start Record extracts
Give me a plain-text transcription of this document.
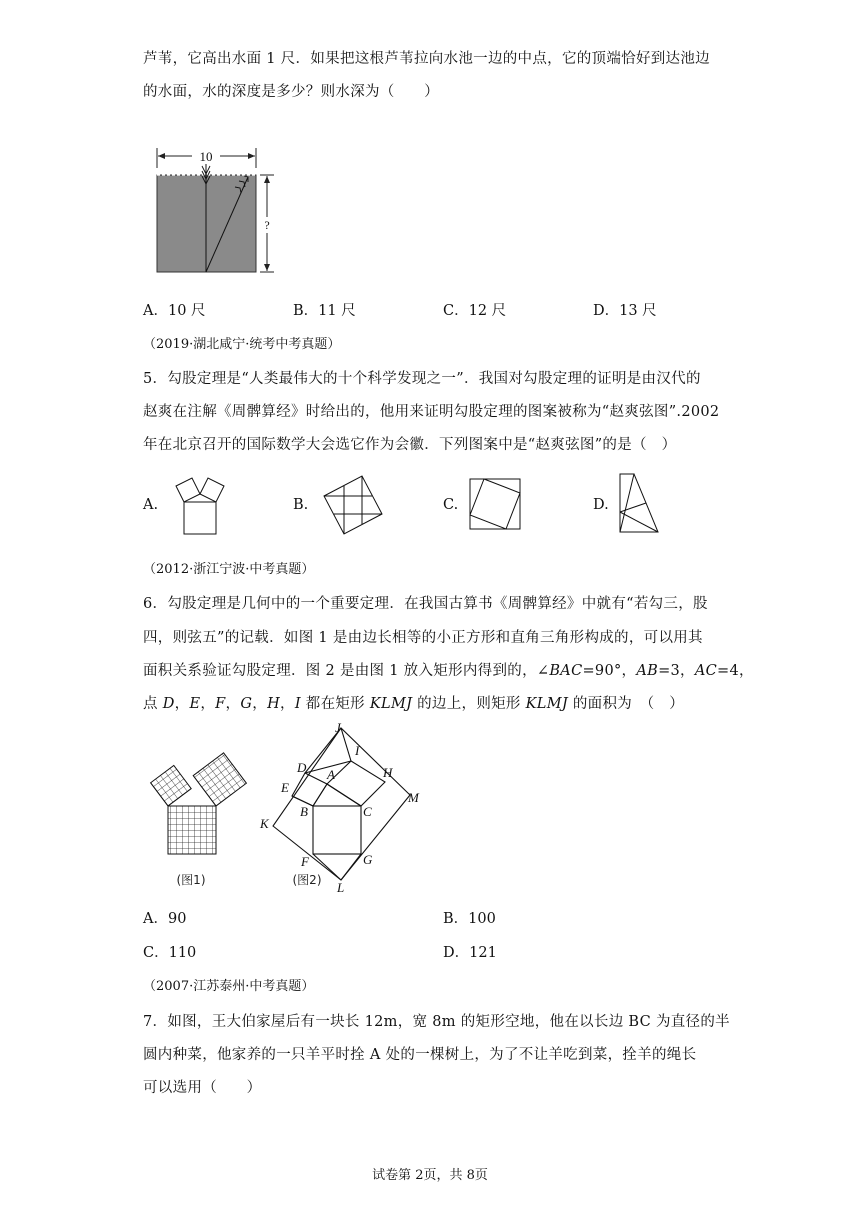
芦苇，它高出水面 1 尺．如果把这根芦苇拉向水池一边的中点，它的顶端恰好到达池边
的水面，水的深度是多少？则水深为（　　）
10
?
A．10 尺	B．11 尺	C．12 尺	D．13 尺
（2019·湖北咸宁·统考中考真题）
5．勾股定理是“人类最伟大的十个科学发现之一”．我国对勾股定理的证明是由汉代的
赵爽在注解《周髀算经》时给出的，他用来证明勾股定理的图案被称为“赵爽弦图”.2002
年在北京召开的国际数学大会选它作为会徽．下列图案中是“赵爽弦图”的是（　）
A.	B.	C.	D.
（2012·浙江宁波·中考真题）
6．勾股定理是几何中的一个重要定理．在我国古算书《周髀算经》中就有“若勾三，股
四，则弦五”的记载．如图 1 是由边长相等的小正方形和直角三角形构成的，可以用其
面积关系验证勾股定理．图 2 是由图 1 放入矩形内得到的，∠BAC=90°，AB=3，AC=4，
点 D，E，F，G，H，I 都在矩形 KLMJ 的边上，则矩形 KLMJ 的面积为　（　）
(图1)
J
I
D A	H
E
M
B	C
K
F	G
L
(图2)
A．90	B．100
C．110	D．121
（2007·江苏泰州·中考真题）
7．如图，王大伯家屋后有一块长 12m，宽 8m 的矩形空地，他在以长边 BC 为直径的半
圆内种菜，他家养的一只羊平时拴 A 处的一棵树上，为了不让羊吃到菜，拴羊的绳长
可以选用（　　）
试卷第 2页，共 8页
end Record extracts
Reproduce the full listing above verbatim, with no pictures included.

• Task output
Give me a plain-text transcription of this document.
芦苇，它高出水面 1 尺．如果把这根芦苇拉向水池一边的中点，它的顶端恰好到达池边
的水面，水的深度是多少？则水深为（　　）
10
?
A．10 尺	B．11 尺	C．12 尺	D．13 尺
（2019·湖北咸宁·统考中考真题）
5．勾股定理是“人类最伟大的十个科学发现之一”．我国对勾股定理的证明是由汉代的
赵爽在注解《周髀算经》时给出的，他用来证明勾股定理的图案被称为“赵爽弦图”.2002
年在北京召开的国际数学大会选它作为会徽．下列图案中是“赵爽弦图”的是（　）
A.	B.	C.	D.
（2012·浙江宁波·中考真题）
6．勾股定理是几何中的一个重要定理．在我国古算书《周髀算经》中就有“若勾三，股
四，则弦五”的记载．如图 1 是由边长相等的小正方形和直角三角形构成的，可以用其
面积关系验证勾股定理．图 2 是由图 1 放入矩形内得到的，∠BAC=90°，AB=3，AC=4，
点 D，E，F，G，H，I 都在矩形 KLMJ 的边上，则矩形 KLMJ 的面积为　（　）
(图1)
J
I
D A	H
E
M
B	C
K
F	G
L
(图2)
A．90	B．100
C．110	D．121
（2007·江苏泰州·中考真题）
7．如图，王大伯家屋后有一块长 12m，宽 8m 的矩形空地，他在以长边 BC 为直径的半
圆内种菜，他家养的一只羊平时拴 A 处的一棵树上，为了不让羊吃到菜，拴羊的绳长
可以选用（　　）
试卷第 2页，共 8页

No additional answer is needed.